═══ LISTING ═══
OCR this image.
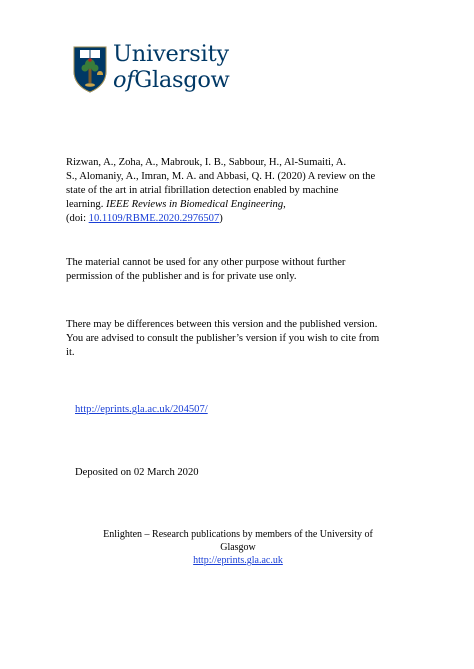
University
ofGlasgow
Rizwan, A., Zoha, A., Mabrouk, I. B., Sabbour, H., Al-Sumaiti, A.
S., Alomaniy, A., Imran, M. A. and Abbasi, Q. H. (2020) A review on the
state of the art in atrial fibrillation detection enabled by machine
learning. IEEE Reviews in Biomedical Engineering,
(doi: 10.1109/RBME.2020.2976507)
The material cannot be used for any other purpose without further
permission of the publisher and is for private use only.
There may be differences between this version and the published version.
You are advised to consult the publisher’s version if you wish to cite from
it.
http://eprints.gla.ac.uk/204507/
Deposited on 02 March 2020
Enlighten – Research publications by members of the University of
Glasgow
http://eprints.gla.ac.uk
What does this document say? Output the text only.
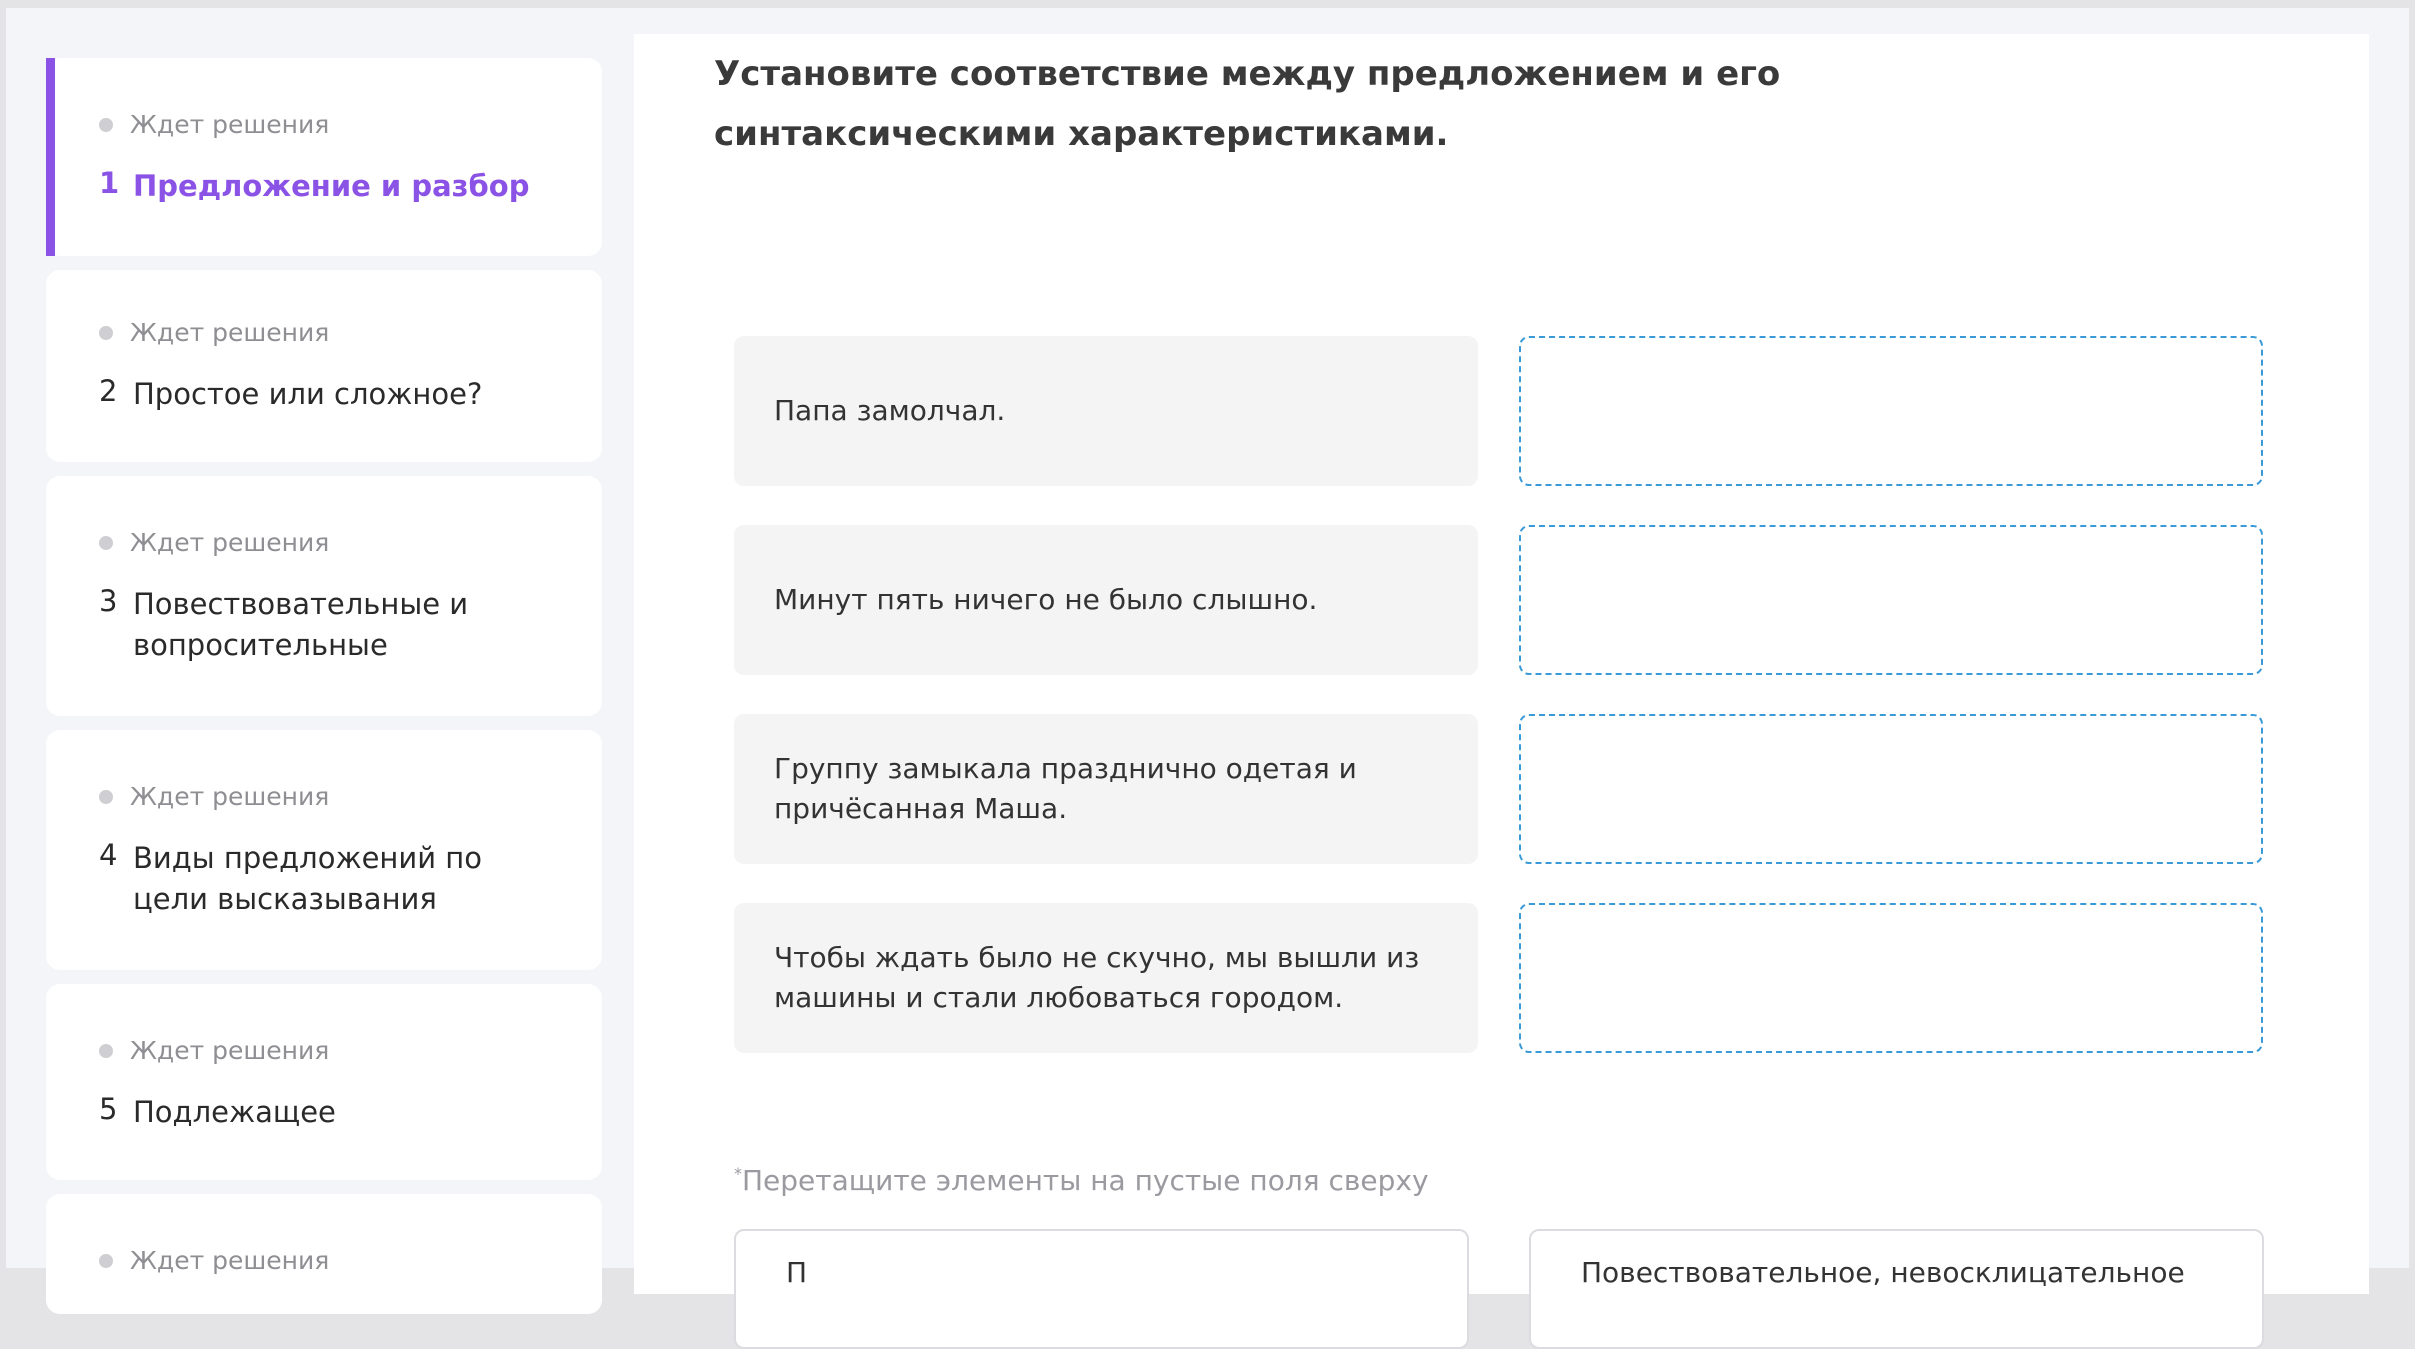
Ждет решения
1 Предложение и разбор
Ждет решения
2 Простое или сложное?
Ждет решения
3 Повествовательные и вопросительные
Ждет решения
4 Виды предложений по цели высказывания
Ждет решения
5 Подлежащее
Ждет решения
Установите соответствие между предложением и его синтаксическими характеристиками.
Папа замолчал.
Минут пять ничего не было слышно.
Группу замыкала празднично одетая и причёсанная Маша.
Чтобы ждать было не скучно, мы вышли из машины и стали любоваться городом.
*Перетащите элементы на пустые поля сверху
П	Повествовательное, невосклицательное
═══
TASK TO COMPLETE: Each line in the records above should be reproduced exactly; images are not copied.

PROBLEM SOLUTION:
OCR this image.
University
ofGlasgow
Rizwan, A., Zoha, A., Mabrouk, I. B., Sabbour, H., Al-Sumaiti, A.
S., Alomaniy, A., Imran, M. A. and Abbasi, Q. H. (2020) A review on the
state of the art in atrial fibrillation detection enabled by machine
learning. IEEE Reviews in Biomedical Engineering,
(doi: 10.1109/RBME.2020.2976507)
The material cannot be used for any other purpose without further
permission of the publisher and is for private use only.
There may be differences between this version and the published version.
You are advised to consult the publisher’s version if you wish to cite from
it.
http://eprints.gla.ac.uk/204507/
Deposited on 02 March 2020
Enlighten – Research publications by members of the University of
Glasgow
http://eprints.gla.ac.uk
What does this document say? Output the text only.
Ждет решения
1 Предложение и разбор
Ждет решения
2 Простое или сложное?
Ждет решения
3 Повествовательные и вопросительные
Ждет решения
4 Виды предложений по цели высказывания
Ждет решения
5 Подлежащее
Ждет решения
Установите соответствие между предложением и его синтаксическими характеристиками.
Папа замолчал.
Минут пять ничего не было слышно.
Группу замыкала празднично одетая и причёсанная Маша.
Чтобы ждать было не скучно, мы вышли из машины и стали любоваться городом.
*Перетащите элементы на пустые поля сверху
П	Повествовательное, невосклицательное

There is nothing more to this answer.